### Short task
Find the string "JSON" in the data, then copy every line where it is found.

———

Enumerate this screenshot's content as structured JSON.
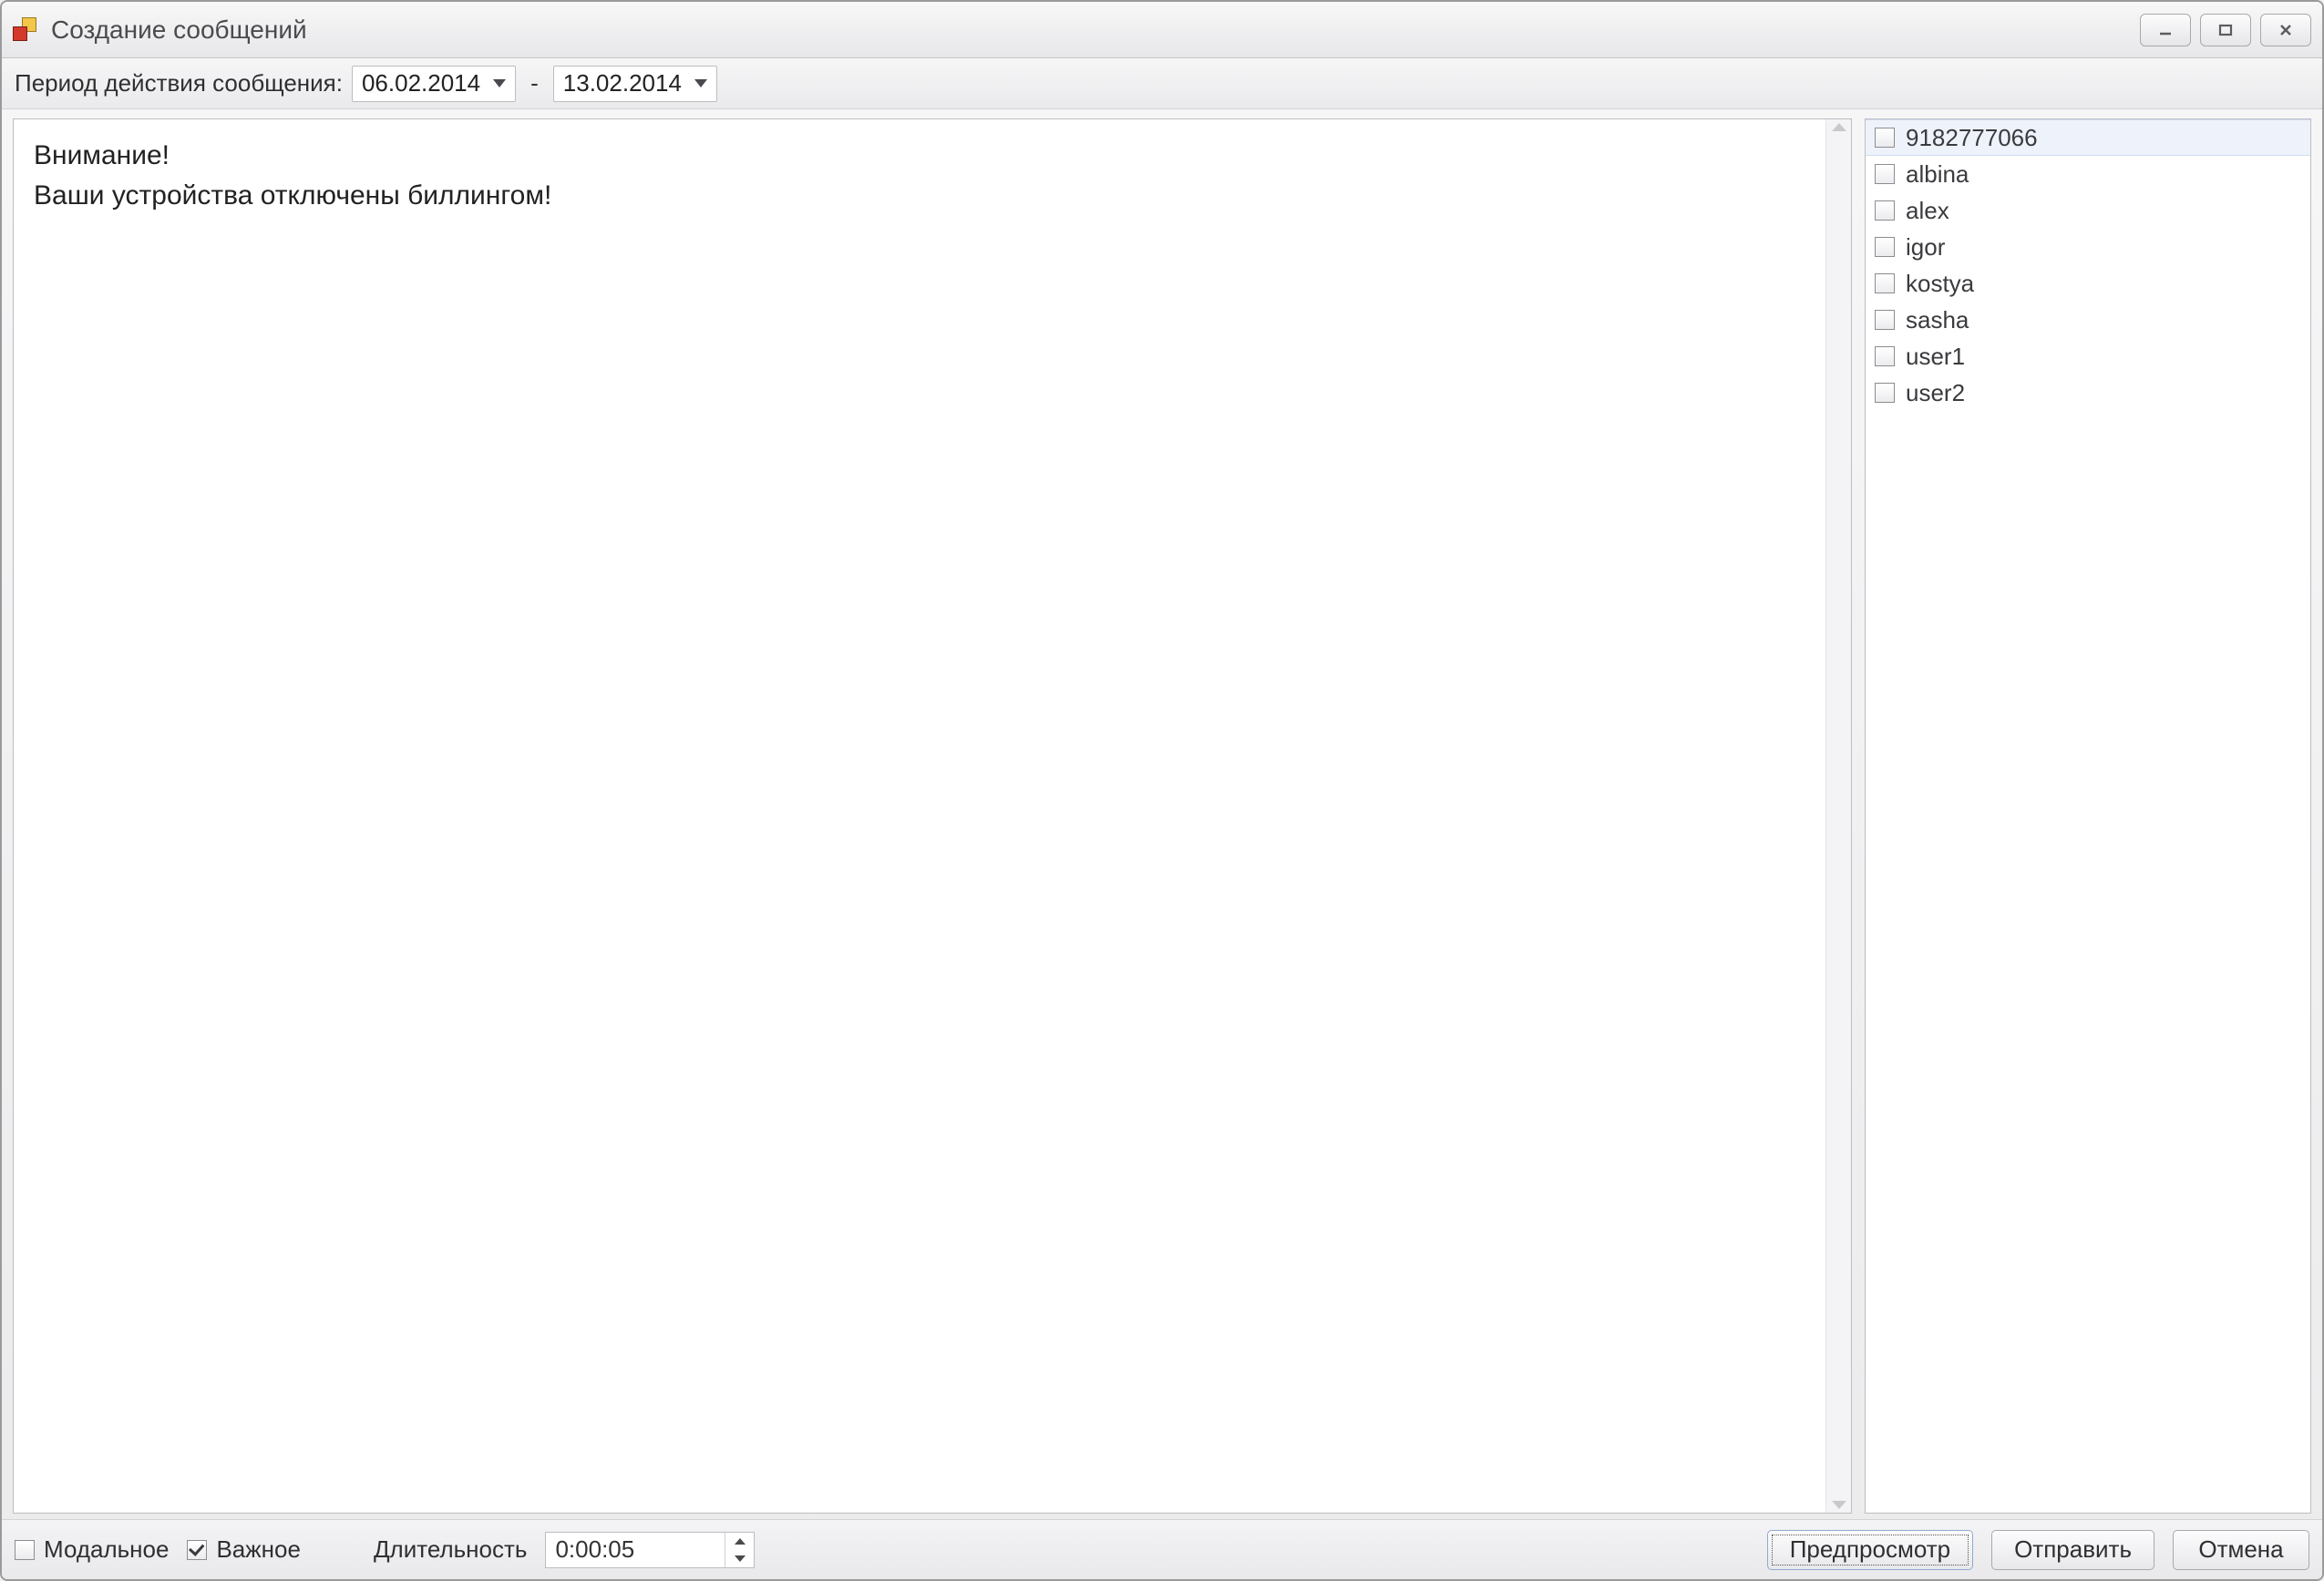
{
  "window": {
    "title": "Создание сообщений"
  },
  "period": {
    "label": "Период действия сообщения:",
    "from": "06.02.2014",
    "separator": "-",
    "to": "13.02.2014"
  },
  "message": {
    "body": "Внимание!\nВаши устройства отключены биллингом!"
  },
  "recipients": [
    {
      "name": "9182777066",
      "checked": false,
      "selected": true
    },
    {
      "name": "albina",
      "checked": false,
      "selected": false
    },
    {
      "name": "alex",
      "checked": false,
      "selected": false
    },
    {
      "name": "igor",
      "checked": false,
      "selected": false
    },
    {
      "name": "kostya",
      "checked": false,
      "selected": false
    },
    {
      "name": "sasha",
      "checked": false,
      "selected": false
    },
    {
      "name": "user1",
      "checked": false,
      "selected": false
    },
    {
      "name": "user2",
      "checked": false,
      "selected": false
    }
  ],
  "options": {
    "modal": {
      "label": "Модальное",
      "checked": false
    },
    "important": {
      "label": "Важное",
      "checked": true
    },
    "duration_label": "Длительность",
    "duration_value": "0:00:05"
  },
  "buttons": {
    "preview": "Предпросмотр",
    "send": "Отправить",
    "cancel": "Отмена"
  }
}
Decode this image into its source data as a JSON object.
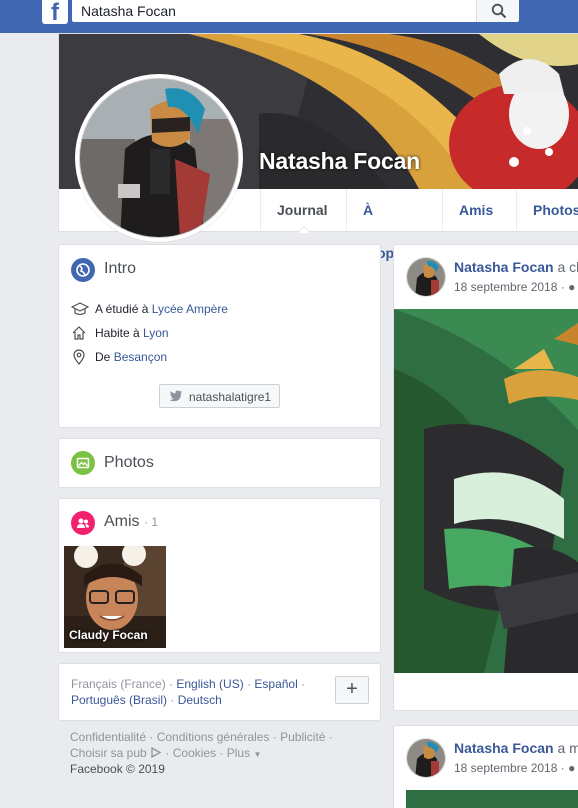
{
  "topbar": {
    "logo_letter": "f",
    "search_value": "Natasha Focan",
    "search_icon": "search-icon"
  },
  "profile": {
    "name": "Natasha Focan",
    "tabs": [
      {
        "label": "Journal"
      },
      {
        "label": "À propos"
      },
      {
        "label": "Amis"
      },
      {
        "label": "Photos"
      }
    ]
  },
  "intro": {
    "title": "Intro",
    "studied_prefix": "A étudié à ",
    "studied_place": "Lycée Ampère",
    "lives_prefix": "Habite à ",
    "lives_place": "Lyon",
    "from_prefix": "De ",
    "from_place": "Besançon",
    "twitter_handle": "natashalatigre1"
  },
  "photos": {
    "title": "Photos"
  },
  "friends": {
    "title": "Amis",
    "count": "· 1",
    "items": [
      {
        "name": "Claudy Focan"
      }
    ]
  },
  "languages": {
    "current": "Français (France)",
    "sep": " · ",
    "line1": [
      "English (US)",
      "Español"
    ],
    "line2": [
      "Português (Brasil)",
      "Deutsch"
    ],
    "add_label": "+"
  },
  "footer": {
    "line1": "Confidentialité · Conditions générales · Publicité ·",
    "line2a": "Choisir sa pub",
    "line2b": " · Cookies · Plus",
    "copyright": "Facebook © 2019"
  },
  "posts": [
    {
      "author": "Natasha Focan",
      "action": " a cl",
      "date": "18 septembre 2018 · "
    },
    {
      "author": "Natasha Focan",
      "action": " a m",
      "date": "18 septembre 2018 · "
    }
  ],
  "colors": {
    "brand": "#4267b2",
    "link": "#385898",
    "intro_icon": "#4267b2",
    "photos_icon": "#7bc144",
    "friends_icon": "#f2216e"
  }
}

———

### Full answer
Enumerate this screenshot's content as structured JSON.
Decode this image into its source data as a JSON object.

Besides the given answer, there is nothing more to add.